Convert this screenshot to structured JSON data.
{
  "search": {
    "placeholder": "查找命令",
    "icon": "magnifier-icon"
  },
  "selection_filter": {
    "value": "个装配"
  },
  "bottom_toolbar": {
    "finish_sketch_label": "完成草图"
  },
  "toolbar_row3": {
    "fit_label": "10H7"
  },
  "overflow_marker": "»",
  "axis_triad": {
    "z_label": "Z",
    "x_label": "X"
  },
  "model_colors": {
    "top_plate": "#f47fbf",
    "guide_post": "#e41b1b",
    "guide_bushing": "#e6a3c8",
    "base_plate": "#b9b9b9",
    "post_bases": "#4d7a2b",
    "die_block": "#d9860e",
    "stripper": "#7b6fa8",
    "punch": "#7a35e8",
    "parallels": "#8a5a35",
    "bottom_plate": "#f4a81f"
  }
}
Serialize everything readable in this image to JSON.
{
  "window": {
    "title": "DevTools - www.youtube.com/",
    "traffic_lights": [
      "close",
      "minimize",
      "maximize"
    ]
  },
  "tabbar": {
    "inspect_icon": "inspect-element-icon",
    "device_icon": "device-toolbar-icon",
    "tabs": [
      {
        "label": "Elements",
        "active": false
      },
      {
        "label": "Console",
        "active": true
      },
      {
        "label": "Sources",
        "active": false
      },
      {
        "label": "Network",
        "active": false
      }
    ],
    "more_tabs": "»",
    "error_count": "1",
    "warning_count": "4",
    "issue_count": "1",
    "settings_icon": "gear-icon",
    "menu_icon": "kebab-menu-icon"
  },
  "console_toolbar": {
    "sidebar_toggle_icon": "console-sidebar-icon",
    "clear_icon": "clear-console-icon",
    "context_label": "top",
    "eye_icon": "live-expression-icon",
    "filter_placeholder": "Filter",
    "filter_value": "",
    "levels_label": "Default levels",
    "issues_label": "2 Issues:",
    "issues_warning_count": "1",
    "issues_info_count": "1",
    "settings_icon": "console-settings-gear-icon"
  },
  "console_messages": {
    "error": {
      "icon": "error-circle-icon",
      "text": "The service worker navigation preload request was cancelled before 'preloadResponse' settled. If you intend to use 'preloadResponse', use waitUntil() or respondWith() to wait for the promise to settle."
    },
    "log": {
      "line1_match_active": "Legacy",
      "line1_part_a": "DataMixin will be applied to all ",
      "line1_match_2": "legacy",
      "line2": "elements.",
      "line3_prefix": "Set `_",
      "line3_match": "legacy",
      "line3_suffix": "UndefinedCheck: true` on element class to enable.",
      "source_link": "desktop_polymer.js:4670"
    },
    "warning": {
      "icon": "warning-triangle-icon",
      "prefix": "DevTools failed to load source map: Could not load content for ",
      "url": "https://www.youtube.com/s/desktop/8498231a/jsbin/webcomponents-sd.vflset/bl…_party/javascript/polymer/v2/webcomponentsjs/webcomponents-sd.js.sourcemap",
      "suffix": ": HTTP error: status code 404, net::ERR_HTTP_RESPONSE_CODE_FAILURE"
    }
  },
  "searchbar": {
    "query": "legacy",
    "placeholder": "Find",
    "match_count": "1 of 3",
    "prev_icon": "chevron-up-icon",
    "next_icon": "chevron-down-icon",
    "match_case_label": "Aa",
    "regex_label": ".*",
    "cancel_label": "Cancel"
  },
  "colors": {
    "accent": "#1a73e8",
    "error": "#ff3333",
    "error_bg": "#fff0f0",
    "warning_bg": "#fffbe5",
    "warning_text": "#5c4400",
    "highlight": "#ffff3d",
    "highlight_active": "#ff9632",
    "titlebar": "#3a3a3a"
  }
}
---------------
Write down the full listing again, exactly.

* [Output for this exercise]:
Convert this screenshot to structured JSON data.
{
  "search": {
    "placeholder": "查找命令",
    "icon": "magnifier-icon"
  },
  "selection_filter": {
    "value": "个装配"
  },
  "bottom_toolbar": {
    "finish_sketch_label": "完成草图"
  },
  "toolbar_row3": {
    "fit_label": "10H7"
  },
  "overflow_marker": "»",
  "axis_triad": {
    "z_label": "Z",
    "x_label": "X"
  },
  "model_colors": {
    "top_plate": "#f47fbf",
    "guide_post": "#e41b1b",
    "guide_bushing": "#e6a3c8",
    "base_plate": "#b9b9b9",
    "post_bases": "#4d7a2b",
    "die_block": "#d9860e",
    "stripper": "#7b6fa8",
    "punch": "#7a35e8",
    "parallels": "#8a5a35",
    "bottom_plate": "#f4a81f"
  }
}
Serialize everything readable in this image to JSON.
{
  "window": {
    "title": "DevTools - www.youtube.com/",
    "traffic_lights": [
      "close",
      "minimize",
      "maximize"
    ]
  },
  "tabbar": {
    "inspect_icon": "inspect-element-icon",
    "device_icon": "device-toolbar-icon",
    "tabs": [
      {
        "label": "Elements",
        "active": false
      },
      {
        "label": "Console",
        "active": true
      },
      {
        "label": "Sources",
        "active": false
      },
      {
        "label": "Network",
        "active": false
      }
    ],
    "more_tabs": "»",
    "error_count": "1",
    "warning_count": "4",
    "issue_count": "1",
    "settings_icon": "gear-icon",
    "menu_icon": "kebab-menu-icon"
  },
  "console_toolbar": {
    "sidebar_toggle_icon": "console-sidebar-icon",
    "clear_icon": "clear-console-icon",
    "context_label": "top",
    "eye_icon": "live-expression-icon",
    "filter_placeholder": "Filter",
    "filter_value": "",
    "levels_label": "Default levels",
    "issues_label": "2 Issues:",
    "issues_warning_count": "1",
    "issues_info_count": "1",
    "settings_icon": "console-settings-gear-icon"
  },
  "console_messages": {
    "error": {
      "icon": "error-circle-icon",
      "text": "The service worker navigation preload request was cancelled before 'preloadResponse' settled. If you intend to use 'preloadResponse', use waitUntil() or respondWith() to wait for the promise to settle."
    },
    "log": {
      "line1_match_active": "Legacy",
      "line1_part_a": "DataMixin will be applied to all ",
      "line1_match_2": "legacy",
      "line2": "elements.",
      "line3_prefix": "Set `_",
      "line3_match": "legacy",
      "line3_suffix": "UndefinedCheck: true` on element class to enable.",
      "source_link": "desktop_polymer.js:4670"
    },
    "warning": {
      "icon": "warning-triangle-icon",
      "prefix": "DevTools failed to load source map: Could not load content for ",
      "url": "https://www.youtube.com/s/desktop/8498231a/jsbin/webcomponents-sd.vflset/bl…_party/javascript/polymer/v2/webcomponentsjs/webcomponents-sd.js.sourcemap",
      "suffix": ": HTTP error: status code 404, net::ERR_HTTP_RESPONSE_CODE_FAILURE"
    }
  },
  "searchbar": {
    "query": "legacy",
    "placeholder": "Find",
    "match_count": "1 of 3",
    "prev_icon": "chevron-up-icon",
    "next_icon": "chevron-down-icon",
    "match_case_label": "Aa",
    "regex_label": ".*",
    "cancel_label": "Cancel"
  },
  "colors": {
    "accent": "#1a73e8",
    "error": "#ff3333",
    "error_bg": "#fff0f0",
    "warning_bg": "#fffbe5",
    "warning_text": "#5c4400",
    "highlight": "#ffff3d",
    "highlight_active": "#ff9632",
    "titlebar": "#3a3a3a"
  }
}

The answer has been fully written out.